* **Goal**: Rewrite as a numbered list the lines from the one containing "paragraph: 法定代表人： <box>178 321 269 339</box>" through the one containing "paragraph: 法定代表人： <box>178 417 269 435</box>", leaving out blank lines.
** start **
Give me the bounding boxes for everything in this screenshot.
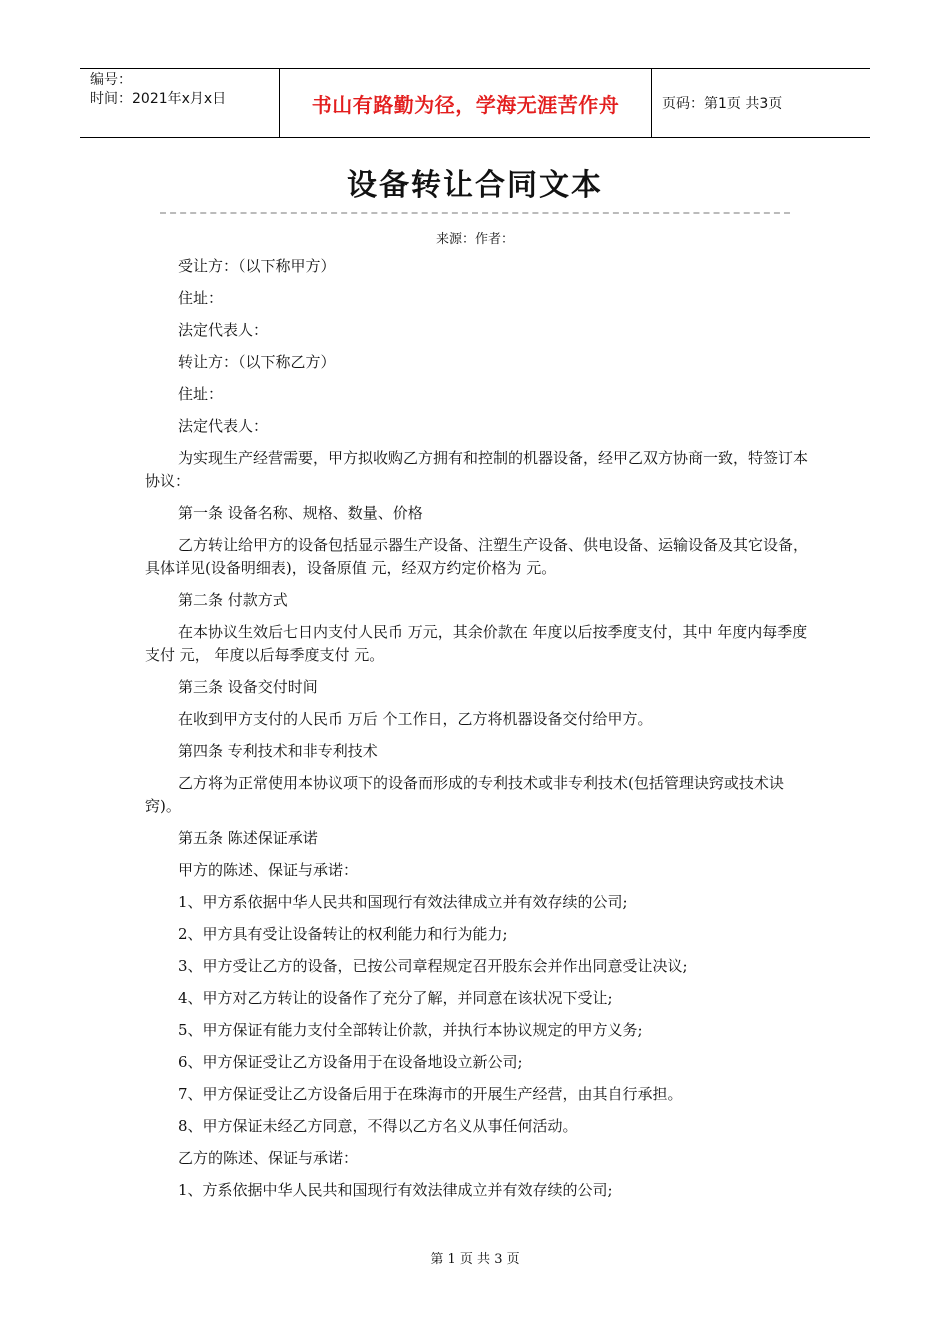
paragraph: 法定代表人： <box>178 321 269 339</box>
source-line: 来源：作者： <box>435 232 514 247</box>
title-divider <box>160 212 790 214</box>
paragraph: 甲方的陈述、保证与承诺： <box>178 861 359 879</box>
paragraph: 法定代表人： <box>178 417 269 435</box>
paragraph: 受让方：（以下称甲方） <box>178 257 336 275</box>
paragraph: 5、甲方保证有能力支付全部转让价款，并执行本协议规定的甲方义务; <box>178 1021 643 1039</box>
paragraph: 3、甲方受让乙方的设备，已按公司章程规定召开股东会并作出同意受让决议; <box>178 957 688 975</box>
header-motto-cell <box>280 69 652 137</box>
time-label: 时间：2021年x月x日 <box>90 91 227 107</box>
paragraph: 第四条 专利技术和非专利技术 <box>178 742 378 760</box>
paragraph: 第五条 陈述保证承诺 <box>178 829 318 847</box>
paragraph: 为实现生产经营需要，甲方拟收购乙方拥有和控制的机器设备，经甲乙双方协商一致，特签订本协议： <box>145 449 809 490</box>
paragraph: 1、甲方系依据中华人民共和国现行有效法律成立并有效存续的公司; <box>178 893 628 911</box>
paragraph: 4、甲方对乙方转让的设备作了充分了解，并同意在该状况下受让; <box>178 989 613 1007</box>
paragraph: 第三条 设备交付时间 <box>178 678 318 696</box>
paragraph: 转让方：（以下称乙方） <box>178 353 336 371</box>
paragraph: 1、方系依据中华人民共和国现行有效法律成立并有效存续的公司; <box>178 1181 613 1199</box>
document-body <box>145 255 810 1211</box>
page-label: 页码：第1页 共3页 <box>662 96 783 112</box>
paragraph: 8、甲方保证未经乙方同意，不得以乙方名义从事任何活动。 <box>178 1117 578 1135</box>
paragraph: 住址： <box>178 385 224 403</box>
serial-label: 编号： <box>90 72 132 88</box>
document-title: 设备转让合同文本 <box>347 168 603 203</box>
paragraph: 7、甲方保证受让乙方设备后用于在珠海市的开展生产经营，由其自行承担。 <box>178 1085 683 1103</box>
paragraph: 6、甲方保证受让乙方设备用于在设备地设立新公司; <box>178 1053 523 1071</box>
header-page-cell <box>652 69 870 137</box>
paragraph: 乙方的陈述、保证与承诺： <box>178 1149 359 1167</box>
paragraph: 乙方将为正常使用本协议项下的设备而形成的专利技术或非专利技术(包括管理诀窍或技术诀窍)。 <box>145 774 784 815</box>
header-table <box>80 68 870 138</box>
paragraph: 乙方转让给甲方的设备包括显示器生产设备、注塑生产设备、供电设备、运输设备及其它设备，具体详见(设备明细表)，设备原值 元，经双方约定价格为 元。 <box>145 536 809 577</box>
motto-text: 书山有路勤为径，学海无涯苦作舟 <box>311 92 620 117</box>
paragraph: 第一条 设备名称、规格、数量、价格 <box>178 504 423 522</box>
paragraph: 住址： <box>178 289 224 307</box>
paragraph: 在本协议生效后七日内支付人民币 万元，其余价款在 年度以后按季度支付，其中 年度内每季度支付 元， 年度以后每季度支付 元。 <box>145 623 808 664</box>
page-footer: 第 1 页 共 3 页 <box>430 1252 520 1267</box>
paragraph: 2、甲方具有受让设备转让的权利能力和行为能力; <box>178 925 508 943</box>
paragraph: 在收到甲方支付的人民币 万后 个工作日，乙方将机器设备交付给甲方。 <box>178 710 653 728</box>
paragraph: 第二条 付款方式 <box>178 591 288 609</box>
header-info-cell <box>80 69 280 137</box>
** end **
** start **
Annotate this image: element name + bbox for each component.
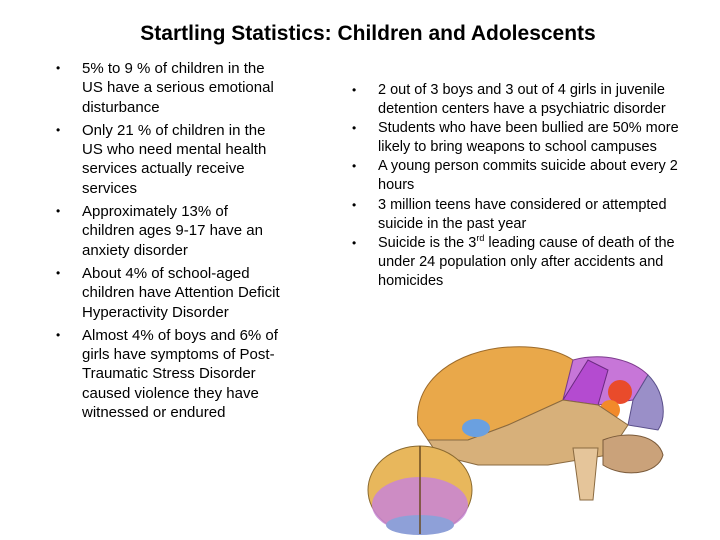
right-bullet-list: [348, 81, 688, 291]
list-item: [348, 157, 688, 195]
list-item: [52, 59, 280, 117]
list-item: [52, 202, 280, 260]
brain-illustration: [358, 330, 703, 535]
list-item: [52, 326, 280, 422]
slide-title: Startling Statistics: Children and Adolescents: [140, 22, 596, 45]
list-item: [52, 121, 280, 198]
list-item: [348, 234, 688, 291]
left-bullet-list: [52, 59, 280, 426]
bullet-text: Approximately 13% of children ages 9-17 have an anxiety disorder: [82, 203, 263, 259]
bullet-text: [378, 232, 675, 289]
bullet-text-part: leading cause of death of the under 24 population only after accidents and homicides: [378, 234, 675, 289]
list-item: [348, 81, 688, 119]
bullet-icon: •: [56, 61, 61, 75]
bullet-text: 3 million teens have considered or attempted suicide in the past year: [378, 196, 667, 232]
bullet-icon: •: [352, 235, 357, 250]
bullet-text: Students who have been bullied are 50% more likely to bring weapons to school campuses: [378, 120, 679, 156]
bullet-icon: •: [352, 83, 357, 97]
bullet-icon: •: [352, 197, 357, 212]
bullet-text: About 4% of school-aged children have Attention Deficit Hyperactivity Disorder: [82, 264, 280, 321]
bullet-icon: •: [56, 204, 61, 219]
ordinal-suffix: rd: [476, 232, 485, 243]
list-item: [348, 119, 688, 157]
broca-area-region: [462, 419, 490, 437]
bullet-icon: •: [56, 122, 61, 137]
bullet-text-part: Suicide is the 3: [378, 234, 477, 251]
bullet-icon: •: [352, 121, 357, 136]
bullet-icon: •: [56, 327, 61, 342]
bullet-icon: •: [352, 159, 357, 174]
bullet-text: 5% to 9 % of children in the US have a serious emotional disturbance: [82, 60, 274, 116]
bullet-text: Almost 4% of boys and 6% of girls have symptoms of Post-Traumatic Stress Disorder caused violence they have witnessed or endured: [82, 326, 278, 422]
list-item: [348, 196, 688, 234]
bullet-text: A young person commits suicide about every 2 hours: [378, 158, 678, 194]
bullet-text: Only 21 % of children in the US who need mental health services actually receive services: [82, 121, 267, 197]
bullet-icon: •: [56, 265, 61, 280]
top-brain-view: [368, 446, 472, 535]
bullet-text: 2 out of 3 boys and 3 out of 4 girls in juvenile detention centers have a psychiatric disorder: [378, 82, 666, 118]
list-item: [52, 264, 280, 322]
** end **
* **The response**:
1. paragraph: 法定代表人： <box>178 321 269 339</box>
2. source-line: 来源：作者： <box>435 232 514 247</box>
3. title-divider <box>160 212 790 214</box>
4. paragraph: 甲方的陈述、保证与承诺： <box>178 861 359 879</box>
5. paragraph: 法定代表人： <box>178 417 269 435</box>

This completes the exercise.